- Short exercise
Repeat each record below exactly as given.

- Extracted entries
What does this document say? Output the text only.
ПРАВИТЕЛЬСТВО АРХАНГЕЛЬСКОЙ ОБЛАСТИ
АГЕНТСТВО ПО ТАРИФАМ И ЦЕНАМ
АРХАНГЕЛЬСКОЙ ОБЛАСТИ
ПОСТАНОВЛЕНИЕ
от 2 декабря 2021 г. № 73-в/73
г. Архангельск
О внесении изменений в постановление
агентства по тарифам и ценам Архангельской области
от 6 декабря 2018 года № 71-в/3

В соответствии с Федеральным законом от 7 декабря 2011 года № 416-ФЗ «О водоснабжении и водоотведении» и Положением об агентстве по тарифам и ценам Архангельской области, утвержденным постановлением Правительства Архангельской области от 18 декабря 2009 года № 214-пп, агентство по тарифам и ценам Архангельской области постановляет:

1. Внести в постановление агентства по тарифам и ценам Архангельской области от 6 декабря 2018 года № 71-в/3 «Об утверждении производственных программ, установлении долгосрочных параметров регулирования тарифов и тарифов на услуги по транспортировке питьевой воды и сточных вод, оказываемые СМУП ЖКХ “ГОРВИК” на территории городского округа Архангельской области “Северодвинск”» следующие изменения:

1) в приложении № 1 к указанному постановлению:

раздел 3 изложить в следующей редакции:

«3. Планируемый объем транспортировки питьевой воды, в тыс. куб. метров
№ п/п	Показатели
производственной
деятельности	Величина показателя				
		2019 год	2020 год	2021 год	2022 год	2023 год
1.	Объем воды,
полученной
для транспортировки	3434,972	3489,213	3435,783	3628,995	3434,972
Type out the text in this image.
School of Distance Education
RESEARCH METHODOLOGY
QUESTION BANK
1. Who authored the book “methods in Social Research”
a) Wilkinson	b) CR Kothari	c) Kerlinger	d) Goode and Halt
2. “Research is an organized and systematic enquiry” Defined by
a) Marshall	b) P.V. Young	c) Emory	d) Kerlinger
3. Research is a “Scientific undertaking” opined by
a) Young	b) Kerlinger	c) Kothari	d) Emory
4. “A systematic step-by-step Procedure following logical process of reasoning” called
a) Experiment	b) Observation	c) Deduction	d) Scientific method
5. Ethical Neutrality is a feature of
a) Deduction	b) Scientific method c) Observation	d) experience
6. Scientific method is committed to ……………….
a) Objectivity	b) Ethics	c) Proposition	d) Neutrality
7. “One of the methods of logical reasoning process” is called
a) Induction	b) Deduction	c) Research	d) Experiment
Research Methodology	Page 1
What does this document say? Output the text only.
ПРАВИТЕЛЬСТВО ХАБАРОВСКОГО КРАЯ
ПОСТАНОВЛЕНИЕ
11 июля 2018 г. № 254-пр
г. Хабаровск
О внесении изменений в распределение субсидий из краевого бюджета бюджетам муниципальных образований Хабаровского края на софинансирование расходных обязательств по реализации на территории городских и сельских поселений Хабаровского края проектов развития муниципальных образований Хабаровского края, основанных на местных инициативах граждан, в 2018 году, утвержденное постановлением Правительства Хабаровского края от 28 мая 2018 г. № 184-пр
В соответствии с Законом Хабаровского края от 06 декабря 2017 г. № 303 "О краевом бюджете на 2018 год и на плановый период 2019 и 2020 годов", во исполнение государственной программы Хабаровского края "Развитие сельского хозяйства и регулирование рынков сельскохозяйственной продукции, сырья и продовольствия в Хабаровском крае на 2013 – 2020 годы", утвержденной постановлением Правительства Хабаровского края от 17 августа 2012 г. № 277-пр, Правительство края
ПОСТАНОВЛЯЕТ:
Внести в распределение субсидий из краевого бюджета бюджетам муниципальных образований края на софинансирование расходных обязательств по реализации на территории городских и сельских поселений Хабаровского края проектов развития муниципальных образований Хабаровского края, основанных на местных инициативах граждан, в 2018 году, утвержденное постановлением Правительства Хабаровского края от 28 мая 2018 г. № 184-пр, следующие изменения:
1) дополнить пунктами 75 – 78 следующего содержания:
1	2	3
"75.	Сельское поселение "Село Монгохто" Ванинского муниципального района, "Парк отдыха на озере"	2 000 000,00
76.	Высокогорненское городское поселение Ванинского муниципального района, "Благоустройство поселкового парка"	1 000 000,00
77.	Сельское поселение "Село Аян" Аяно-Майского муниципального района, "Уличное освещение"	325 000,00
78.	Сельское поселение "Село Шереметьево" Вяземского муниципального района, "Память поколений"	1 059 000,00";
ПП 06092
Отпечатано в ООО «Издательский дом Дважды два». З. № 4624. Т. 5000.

- Task response
What does this document say? Output the text only.
ПРАВИТЕЛЬСТВО АРХАНГЕЛЬСКОЙ ОБЛАСТИ
АГЕНТСТВО ПО ТАРИФАМ И ЦЕНАМ
АРХАНГЕЛЬСКОЙ ОБЛАСТИ
ПОСТАНОВЛЕНИЕ
от 2 декабря 2021 г. № 73-в/73
г. Архангельск
О внесении изменений в постановление
агентства по тарифам и ценам Архангельской области
от 6 декабря 2018 года № 71-в/3

В соответствии с Федеральным законом от 7 декабря 2011 года № 416-ФЗ «О водоснабжении и водоотведении» и Положением об агентстве по тарифам и ценам Архангельской области, утвержденным постановлением Правительства Архангельской области от 18 декабря 2009 года № 214-пп, агентство по тарифам и ценам Архангельской области постановляет:

1. Внести в постановление агентства по тарифам и ценам Архангельской области от 6 декабря 2018 года № 71-в/3 «Об утверждении производственных программ, установлении долгосрочных параметров регулирования тарифов и тарифов на услуги по транспортировке питьевой воды и сточных вод, оказываемые СМУП ЖКХ “ГОРВИК” на территории городского округа Архангельской области “Северодвинск”» следующие изменения:

1) в приложении № 1 к указанному постановлению:

раздел 3 изложить в следующей редакции:

«3. Планируемый объем транспортировки питьевой воды, в тыс. куб. метров
№ п/п	Показатели
производственной
деятельности	Величина показателя				
		2019 год	2020 год	2021 год	2022 год	2023 год
1.	Объем воды,
полученной
для транспортировки	3434,972	3489,213	3435,783	3628,995	3434,972
Type out the text in this image.
School of Distance Education
RESEARCH METHODOLOGY
QUESTION BANK
1. Who authored the book “methods in Social Research”
a) Wilkinson	b) CR Kothari	c) Kerlinger	d) Goode and Halt
2. “Research is an organized and systematic enquiry” Defined by
a) Marshall	b) P.V. Young	c) Emory	d) Kerlinger
3. Research is a “Scientific undertaking” opined by
a) Young	b) Kerlinger	c) Kothari	d) Emory
4. “A systematic step-by-step Procedure following logical process of reasoning” called
a) Experiment	b) Observation	c) Deduction	d) Scientific method
5. Ethical Neutrality is a feature of
a) Deduction	b) Scientific method c) Observation	d) experience
6. Scientific method is committed to ……………….
a) Objectivity	b) Ethics	c) Proposition	d) Neutrality
7. “One of the methods of logical reasoning process” is called
a) Induction	b) Deduction	c) Research	d) Experiment
Research Methodology	Page 1
What does this document say? Output the text only.
ПРАВИТЕЛЬСТВО ХАБАРОВСКОГО КРАЯ
ПОСТАНОВЛЕНИЕ
11 июля 2018 г. № 254-пр
г. Хабаровск
О внесении изменений в распределение субсидий из краевого бюджета бюджетам муниципальных образований Хабаровского края на софинансирование расходных обязательств по реализации на территории городских и сельских поселений Хабаровского края проектов развития муниципальных образований Хабаровского края, основанных на местных инициативах граждан, в 2018 году, утвержденное постановлением Правительства Хабаровского края от 28 мая 2018 г. № 184-пр
В соответствии с Законом Хабаровского края от 06 декабря 2017 г. № 303 "О краевом бюджете на 2018 год и на плановый период 2019 и 2020 годов", во исполнение государственной программы Хабаровского края "Развитие сельского хозяйства и регулирование рынков сельскохозяйственной продукции, сырья и продовольствия в Хабаровском крае на 2013 – 2020 годы", утвержденной постановлением Правительства Хабаровского края от 17 августа 2012 г. № 277-пр, Правительство края
ПОСТАНОВЛЯЕТ:
Внести в распределение субсидий из краевого бюджета бюджетам муниципальных образований края на софинансирование расходных обязательств по реализации на территории городских и сельских поселений Хабаровского края проектов развития муниципальных образований Хабаровского края, основанных на местных инициативах граждан, в 2018 году, утвержденное постановлением Правительства Хабаровского края от 28 мая 2018 г. № 184-пр, следующие изменения:
1) дополнить пунктами 75 – 78 следующего содержания:
1	2	3
"75.	Сельское поселение "Село Монгохто" Ванинского муниципального района, "Парк отдыха на озере"	2 000 000,00
76.	Высокогорненское городское поселение Ванинского муниципального района, "Благоустройство поселкового парка"	1 000 000,00
77.	Сельское поселение "Село Аян" Аяно-Майского муниципального района, "Уличное освещение"	325 000,00
78.	Сельское поселение "Село Шереметьево" Вяземского муниципального района, "Память поколений"	1 059 000,00";
ПП 06092
Отпечатано в ООО «Издательский дом Дважды два». З. № 4624. Т. 5000.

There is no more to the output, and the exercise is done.